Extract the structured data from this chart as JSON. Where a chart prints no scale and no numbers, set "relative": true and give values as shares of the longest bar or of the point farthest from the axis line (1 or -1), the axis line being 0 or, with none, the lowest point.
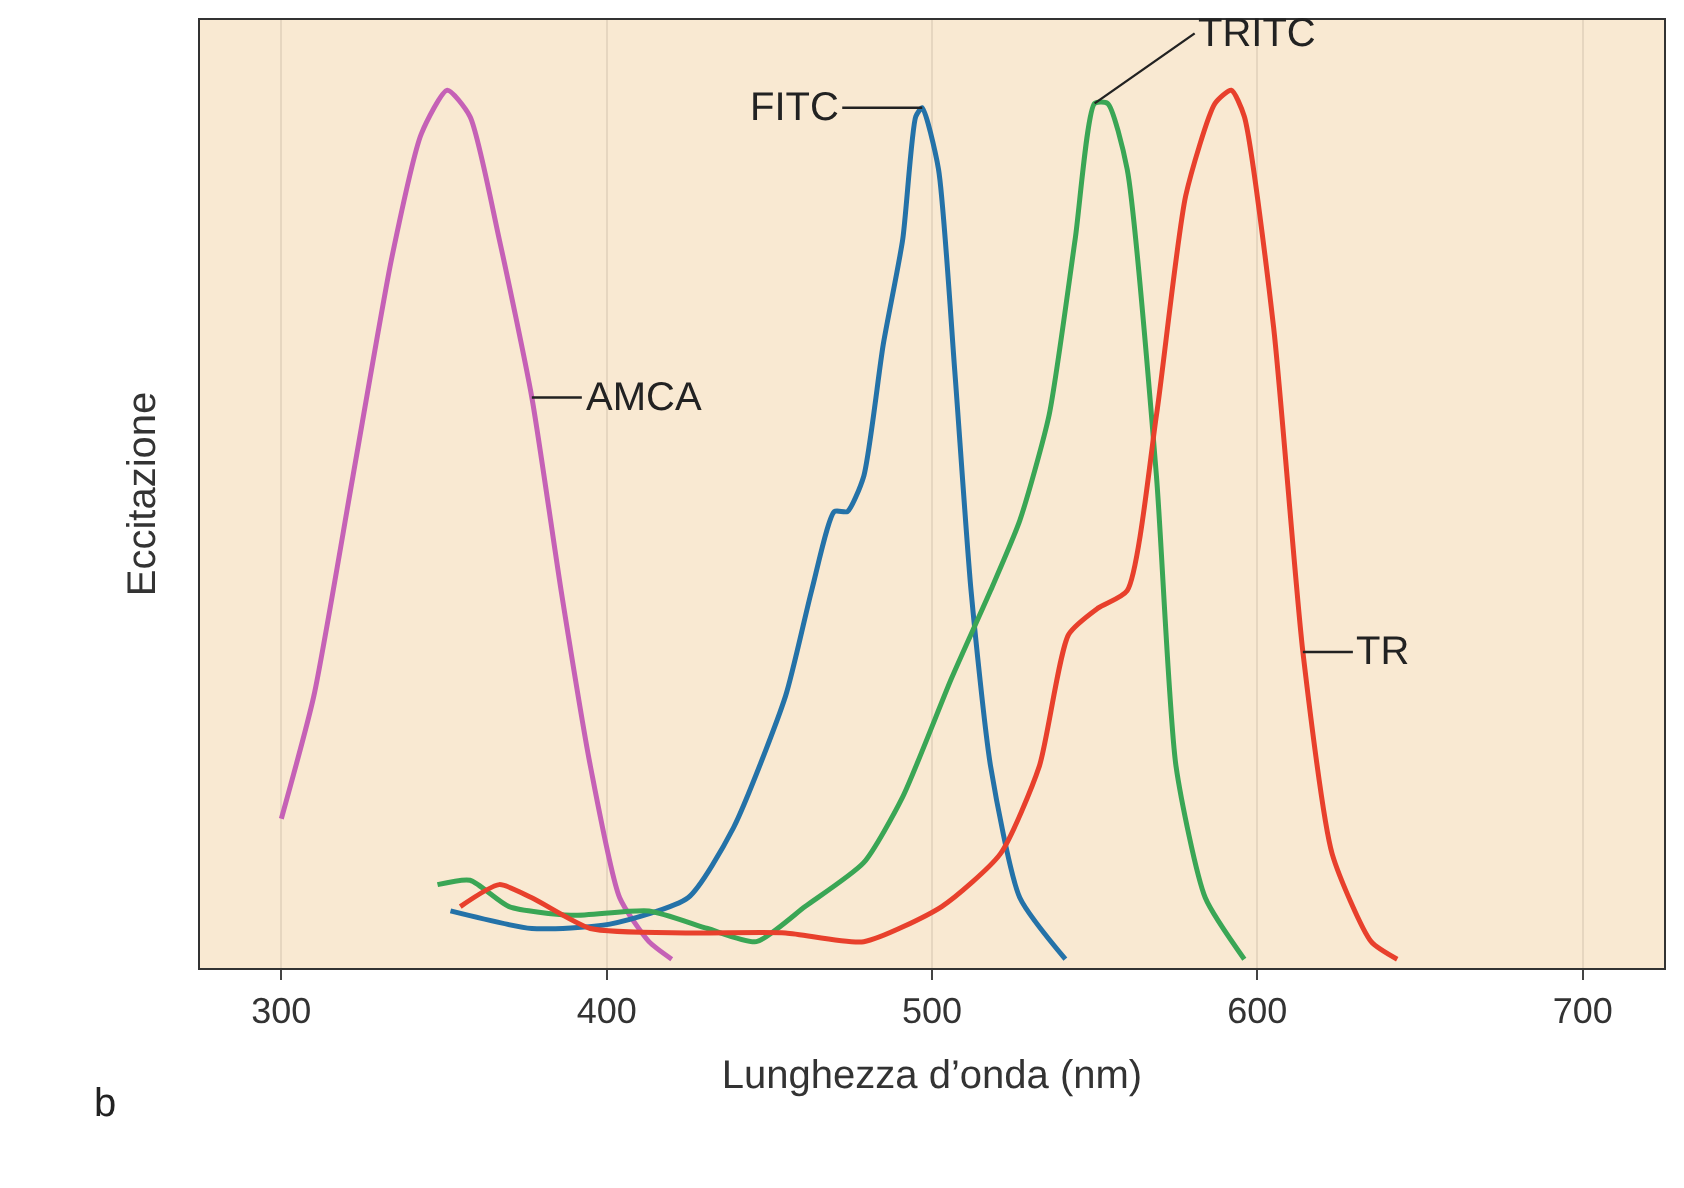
{
  "chart_data": {
    "type": "line",
    "xlabel": "Lunghezza d’onda (nm)",
    "ylabel": "Eccitazione",
    "relative": true,
    "xlim": [
      275,
      725
    ],
    "xticks": [
      300,
      400,
      500,
      600,
      700
    ],
    "grid": "x",
    "legend": false,
    "marker": "none",
    "line_style": "solid",
    "annotations": [
      "b"
    ],
    "series": [
      {
        "name": "AMCA",
        "color": "#c561b6",
        "x": [
          300,
          310,
          322,
          334,
          343,
          351,
          358,
          367,
          377,
          386,
          395,
          404,
          413,
          420
        ],
        "values": [
          0.17,
          0.31,
          0.56,
          0.81,
          0.95,
          1.0,
          0.97,
          0.83,
          0.65,
          0.43,
          0.23,
          0.08,
          0.03,
          0.01
        ]
      },
      {
        "name": "FITC",
        "color": "#2472a8",
        "x": [
          352,
          377,
          401,
          425,
          439,
          455,
          463,
          470,
          474,
          479,
          485,
          491,
          495,
          497,
          502,
          507,
          512,
          518,
          527,
          541
        ],
        "values": [
          0.065,
          0.045,
          0.05,
          0.08,
          0.16,
          0.31,
          0.43,
          0.52,
          0.52,
          0.56,
          0.71,
          0.83,
          0.97,
          0.98,
          0.91,
          0.68,
          0.43,
          0.23,
          0.08,
          0.01
        ]
      },
      {
        "name": "TRITC",
        "color": "#3aa655",
        "x": [
          348,
          358,
          370,
          389,
          413,
          431,
          446,
          461,
          479,
          491,
          506,
          518,
          527,
          536,
          544,
          550,
          554,
          560,
          569,
          575,
          584,
          596
        ],
        "values": [
          0.095,
          0.1,
          0.07,
          0.06,
          0.065,
          0.045,
          0.03,
          0.07,
          0.12,
          0.195,
          0.33,
          0.43,
          0.51,
          0.63,
          0.83,
          0.985,
          0.985,
          0.91,
          0.56,
          0.23,
          0.08,
          0.01
        ]
      },
      {
        "name": "TR",
        "color": "#e8402c",
        "x": [
          355,
          367,
          377,
          395,
          425,
          455,
          479,
          503,
          521,
          533,
          542,
          551,
          560,
          569,
          578,
          587,
          592,
          596,
          605,
          614,
          623,
          635,
          643
        ],
        "values": [
          0.07,
          0.095,
          0.08,
          0.045,
          0.04,
          0.04,
          0.03,
          0.07,
          0.13,
          0.23,
          0.38,
          0.41,
          0.43,
          0.63,
          0.88,
          0.985,
          1.0,
          0.97,
          0.73,
          0.36,
          0.13,
          0.03,
          0.01
        ]
      }
    ]
  }
}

● **Exercise goal**:
Copy the entries above faithfully and omit every image.

● **Output**:
Extract the structured data from this chart as JSON. Where a chart prints no scale and no numbers, set "relative": true and give values as shares of the longest bar or of the point farthest from the axis line (1 or -1), the axis line being 0 or, with none, the lowest point.
{
  "chart_data": {
    "type": "line",
    "xlabel": "Lunghezza d’onda (nm)",
    "ylabel": "Eccitazione",
    "relative": true,
    "xlim": [
      275,
      725
    ],
    "xticks": [
      300,
      400,
      500,
      600,
      700
    ],
    "grid": "x",
    "legend": false,
    "marker": "none",
    "line_style": "solid",
    "annotations": [
      "b"
    ],
    "series": [
      {
        "name": "AMCA",
        "color": "#c561b6",
        "x": [
          300,
          310,
          322,
          334,
          343,
          351,
          358,
          367,
          377,
          386,
          395,
          404,
          413,
          420
        ],
        "values": [
          0.17,
          0.31,
          0.56,
          0.81,
          0.95,
          1.0,
          0.97,
          0.83,
          0.65,
          0.43,
          0.23,
          0.08,
          0.03,
          0.01
        ]
      },
      {
        "name": "FITC",
        "color": "#2472a8",
        "x": [
          352,
          377,
          401,
          425,
          439,
          455,
          463,
          470,
          474,
          479,
          485,
          491,
          495,
          497,
          502,
          507,
          512,
          518,
          527,
          541
        ],
        "values": [
          0.065,
          0.045,
          0.05,
          0.08,
          0.16,
          0.31,
          0.43,
          0.52,
          0.52,
          0.56,
          0.71,
          0.83,
          0.97,
          0.98,
          0.91,
          0.68,
          0.43,
          0.23,
          0.08,
          0.01
        ]
      },
      {
        "name": "TRITC",
        "color": "#3aa655",
        "x": [
          348,
          358,
          370,
          389,
          413,
          431,
          446,
          461,
          479,
          491,
          506,
          518,
          527,
          536,
          544,
          550,
          554,
          560,
          569,
          575,
          584,
          596
        ],
        "values": [
          0.095,
          0.1,
          0.07,
          0.06,
          0.065,
          0.045,
          0.03,
          0.07,
          0.12,
          0.195,
          0.33,
          0.43,
          0.51,
          0.63,
          0.83,
          0.985,
          0.985,
          0.91,
          0.56,
          0.23,
          0.08,
          0.01
        ]
      },
      {
        "name": "TR",
        "color": "#e8402c",
        "x": [
          355,
          367,
          377,
          395,
          425,
          455,
          479,
          503,
          521,
          533,
          542,
          551,
          560,
          569,
          578,
          587,
          592,
          596,
          605,
          614,
          623,
          635,
          643
        ],
        "values": [
          0.07,
          0.095,
          0.08,
          0.045,
          0.04,
          0.04,
          0.03,
          0.07,
          0.13,
          0.23,
          0.38,
          0.41,
          0.43,
          0.63,
          0.88,
          0.985,
          1.0,
          0.97,
          0.73,
          0.36,
          0.13,
          0.03,
          0.01
        ]
      }
    ]
  }
}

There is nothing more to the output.